» **DESCRIPTION OF THE TASK**
From the listing below, extract each entry exactly as written, minus the images.

» **EXTRACTED INFORMATION**
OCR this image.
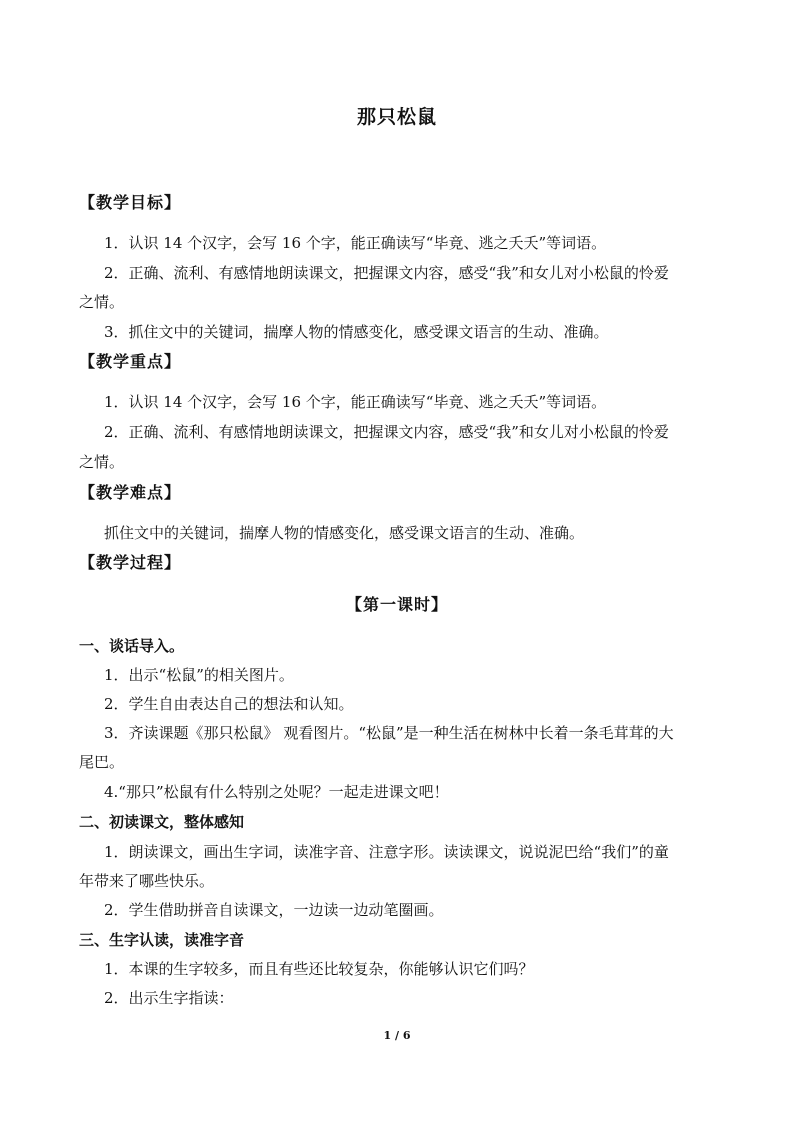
那只松鼠
【教学目标】
1．认识 14 个汉字，会写 16 个字，能正确读写“毕竟、逃之夭夭”等词语。
2．正确、流利、有感情地朗读课文，把握课文内容，感受“我”和女儿对小松鼠的怜爱
之情。
3．抓住文中的关键词，揣摩人物的情感变化，感受课文语言的生动、准确。
【教学重点】
1．认识 14 个汉字，会写 16 个字，能正确读写“毕竟、逃之夭夭”等词语。
2．正确、流利、有感情地朗读课文，把握课文内容，感受“我”和女儿对小松鼠的怜爱
之情。
【教学难点】
抓住文中的关键词，揣摩人物的情感变化，感受课文语言的生动、准确。
【教学过程】
【第一课时】
一、谈话导入。
1．出示“松鼠”的相关图片。
2．学生自由表达自己的想法和认知。
3．齐读课题《那只松鼠》 观看图片。“松鼠”是一种生活在树林中长着一条毛茸茸的大
尾巴。
4.“那只”松鼠有什么特别之处呢？一起走进课文吧！
二、初读课文，整体感知
1．朗读课文，画出生字词，读准字音、注意字形。读读课文，说说泥巴给“我们”的童
年带来了哪些快乐。
2．学生借助拼音自读课文，一边读一边动笔圈画。
三、生字认读，读准字音
1．本课的生字较多，而且有些还比较复杂，你能够认识它们吗？
2．出示生字指读：
1 / 6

» **ANSWER TO THIS TASK**
OCR this image.
那只松鼠
【教学目标】
1．认识 14 个汉字，会写 16 个字，能正确读写“毕竟、逃之夭夭”等词语。
2．正确、流利、有感情地朗读课文，把握课文内容，感受“我”和女儿对小松鼠的怜爱
之情。
3．抓住文中的关键词，揣摩人物的情感变化，感受课文语言的生动、准确。
【教学重点】
1．认识 14 个汉字，会写 16 个字，能正确读写“毕竟、逃之夭夭”等词语。
2．正确、流利、有感情地朗读课文，把握课文内容，感受“我”和女儿对小松鼠的怜爱
之情。
【教学难点】
抓住文中的关键词，揣摩人物的情感变化，感受课文语言的生动、准确。
【教学过程】
【第一课时】
一、谈话导入。
1．出示“松鼠”的相关图片。
2．学生自由表达自己的想法和认知。
3．齐读课题《那只松鼠》 观看图片。“松鼠”是一种生活在树林中长着一条毛茸茸的大
尾巴。
4.“那只”松鼠有什么特别之处呢？一起走进课文吧！
二、初读课文，整体感知
1．朗读课文，画出生字词，读准字音、注意字形。读读课文，说说泥巴给“我们”的童
年带来了哪些快乐。
2．学生借助拼音自读课文，一边读一边动笔圈画。
三、生字认读，读准字音
1．本课的生字较多，而且有些还比较复杂，你能够认识它们吗？
2．出示生字指读：
1 / 6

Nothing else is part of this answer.